[Data items in a dataset]
◆ ◆ ◆
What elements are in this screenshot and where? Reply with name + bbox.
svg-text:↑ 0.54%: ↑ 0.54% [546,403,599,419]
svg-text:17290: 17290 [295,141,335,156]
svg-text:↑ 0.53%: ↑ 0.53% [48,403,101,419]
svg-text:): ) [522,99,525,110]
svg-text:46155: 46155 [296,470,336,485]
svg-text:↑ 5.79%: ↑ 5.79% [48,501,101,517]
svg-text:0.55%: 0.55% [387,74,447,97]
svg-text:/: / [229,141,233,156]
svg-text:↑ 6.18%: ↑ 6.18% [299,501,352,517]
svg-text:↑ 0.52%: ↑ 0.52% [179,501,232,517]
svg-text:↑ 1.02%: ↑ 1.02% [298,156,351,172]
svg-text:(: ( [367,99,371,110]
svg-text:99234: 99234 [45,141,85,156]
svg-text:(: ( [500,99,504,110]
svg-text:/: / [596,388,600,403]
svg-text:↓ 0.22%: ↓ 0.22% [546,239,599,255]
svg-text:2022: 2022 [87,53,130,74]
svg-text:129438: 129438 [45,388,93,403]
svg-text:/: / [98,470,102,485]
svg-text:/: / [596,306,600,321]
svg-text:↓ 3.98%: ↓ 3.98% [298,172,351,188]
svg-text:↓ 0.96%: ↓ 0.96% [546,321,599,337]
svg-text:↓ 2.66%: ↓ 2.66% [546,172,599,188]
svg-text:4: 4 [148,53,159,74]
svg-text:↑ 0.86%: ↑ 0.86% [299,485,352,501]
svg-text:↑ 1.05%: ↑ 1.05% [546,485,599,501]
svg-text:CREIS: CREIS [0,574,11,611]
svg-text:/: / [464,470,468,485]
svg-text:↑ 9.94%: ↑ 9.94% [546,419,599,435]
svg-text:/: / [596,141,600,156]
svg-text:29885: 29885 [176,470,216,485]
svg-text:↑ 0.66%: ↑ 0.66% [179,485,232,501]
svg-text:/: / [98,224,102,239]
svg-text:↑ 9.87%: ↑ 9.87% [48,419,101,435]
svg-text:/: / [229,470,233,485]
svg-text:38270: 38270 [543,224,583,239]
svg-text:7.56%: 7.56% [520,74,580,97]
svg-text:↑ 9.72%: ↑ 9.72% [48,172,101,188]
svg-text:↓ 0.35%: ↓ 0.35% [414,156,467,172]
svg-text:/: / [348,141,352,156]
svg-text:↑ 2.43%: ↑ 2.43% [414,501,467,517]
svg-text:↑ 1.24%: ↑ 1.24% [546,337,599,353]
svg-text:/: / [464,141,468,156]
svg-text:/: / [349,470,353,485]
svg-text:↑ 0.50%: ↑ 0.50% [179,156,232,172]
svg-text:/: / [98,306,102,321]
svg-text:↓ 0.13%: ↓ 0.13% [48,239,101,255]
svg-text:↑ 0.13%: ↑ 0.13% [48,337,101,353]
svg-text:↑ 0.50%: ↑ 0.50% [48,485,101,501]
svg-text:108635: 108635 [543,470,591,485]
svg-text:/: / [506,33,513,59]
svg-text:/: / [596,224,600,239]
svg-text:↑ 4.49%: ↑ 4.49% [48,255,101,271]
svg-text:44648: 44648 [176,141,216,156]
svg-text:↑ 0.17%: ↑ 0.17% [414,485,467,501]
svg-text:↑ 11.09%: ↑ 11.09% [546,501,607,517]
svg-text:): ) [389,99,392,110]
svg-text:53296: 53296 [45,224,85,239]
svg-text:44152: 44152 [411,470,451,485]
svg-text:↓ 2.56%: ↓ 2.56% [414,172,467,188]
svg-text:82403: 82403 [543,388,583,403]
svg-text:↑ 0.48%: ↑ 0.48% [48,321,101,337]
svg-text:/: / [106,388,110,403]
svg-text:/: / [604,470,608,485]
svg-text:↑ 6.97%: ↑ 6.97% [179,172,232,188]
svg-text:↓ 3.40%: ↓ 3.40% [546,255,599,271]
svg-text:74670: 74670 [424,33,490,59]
◆ ◆ ◆
DO THIS → Copy the data above, keeping every line the same as it appears.

TASK RESULT →
What elements are in this screenshot and where? Reply with name + bbox.
svg-text:↑ 0.54%: ↑ 0.54% [546,403,599,419]
svg-text:17290: 17290 [295,141,335,156]
svg-text:↑ 0.53%: ↑ 0.53% [48,403,101,419]
svg-text:): ) [522,99,525,110]
svg-text:46155: 46155 [296,470,336,485]
svg-text:↑ 5.79%: ↑ 5.79% [48,501,101,517]
svg-text:0.55%: 0.55% [387,74,447,97]
svg-text:/: / [229,141,233,156]
svg-text:↑ 6.18%: ↑ 6.18% [299,501,352,517]
svg-text:↑ 0.52%: ↑ 0.52% [179,501,232,517]
svg-text:↑ 1.02%: ↑ 1.02% [298,156,351,172]
svg-text:(: ( [367,99,371,110]
svg-text:99234: 99234 [45,141,85,156]
svg-text:(: ( [500,99,504,110]
svg-text:/: / [596,388,600,403]
svg-text:↓ 0.22%: ↓ 0.22% [546,239,599,255]
svg-text:2022: 2022 [87,53,130,74]
svg-text:129438: 129438 [45,388,93,403]
svg-text:/: / [98,470,102,485]
svg-text:/: / [596,306,600,321]
svg-text:↓ 3.98%: ↓ 3.98% [298,172,351,188]
svg-text:↓ 0.96%: ↓ 0.96% [546,321,599,337]
svg-text:↓ 2.66%: ↓ 2.66% [546,172,599,188]
svg-text:4: 4 [148,53,159,74]
svg-text:↑ 0.86%: ↑ 0.86% [299,485,352,501]
svg-text:↑ 1.05%: ↑ 1.05% [546,485,599,501]
svg-text:CREIS: CREIS [0,574,11,611]
svg-text:/: / [464,470,468,485]
svg-text:↑ 9.94%: ↑ 9.94% [546,419,599,435]
svg-text:/: / [596,141,600,156]
svg-text:29885: 29885 [176,470,216,485]
svg-text:↑ 0.66%: ↑ 0.66% [179,485,232,501]
svg-text:/: / [98,224,102,239]
svg-text:↑ 9.87%: ↑ 9.87% [48,419,101,435]
svg-text:/: / [229,470,233,485]
svg-text:38270: 38270 [543,224,583,239]
svg-text:7.56%: 7.56% [520,74,580,97]
svg-text:↑ 9.72%: ↑ 9.72% [48,172,101,188]
svg-text:↓ 0.35%: ↓ 0.35% [414,156,467,172]
svg-text:/: / [348,141,352,156]
svg-text:↑ 2.43%: ↑ 2.43% [414,501,467,517]
svg-text:↑ 1.24%: ↑ 1.24% [546,337,599,353]
svg-text:/: / [464,141,468,156]
svg-text:/: / [349,470,353,485]
svg-text:↑ 0.50%: ↑ 0.50% [179,156,232,172]
svg-text:/: / [98,306,102,321]
svg-text:↓ 0.13%: ↓ 0.13% [48,239,101,255]
svg-text:↑ 0.13%: ↑ 0.13% [48,337,101,353]
svg-text:↑ 0.50%: ↑ 0.50% [48,485,101,501]
svg-text:108635: 108635 [543,470,591,485]
svg-text:/: / [506,33,513,59]
svg-text:/: / [596,224,600,239]
svg-text:↑ 4.49%: ↑ 4.49% [48,255,101,271]
svg-text:44648: 44648 [176,141,216,156]
svg-text:↑ 0.17%: ↑ 0.17% [414,485,467,501]
svg-text:↑ 11.09%: ↑ 11.09% [546,501,607,517]
svg-text:): ) [389,99,392,110]
svg-text:53296: 53296 [45,224,85,239]
svg-text:44152: 44152 [411,470,451,485]
svg-text:↓ 2.56%: ↓ 2.56% [414,172,467,188]
svg-text:82403: 82403 [543,388,583,403]
svg-text:↑ 0.48%: ↑ 0.48% [48,321,101,337]
svg-text:/: / [106,388,110,403]
svg-text:/: / [604,470,608,485]
svg-text:↑ 6.97%: ↑ 6.97% [179,172,232,188]
svg-text:↓ 3.40%: ↓ 3.40% [546,255,599,271]
svg-text:74670: 74670 [424,33,490,59]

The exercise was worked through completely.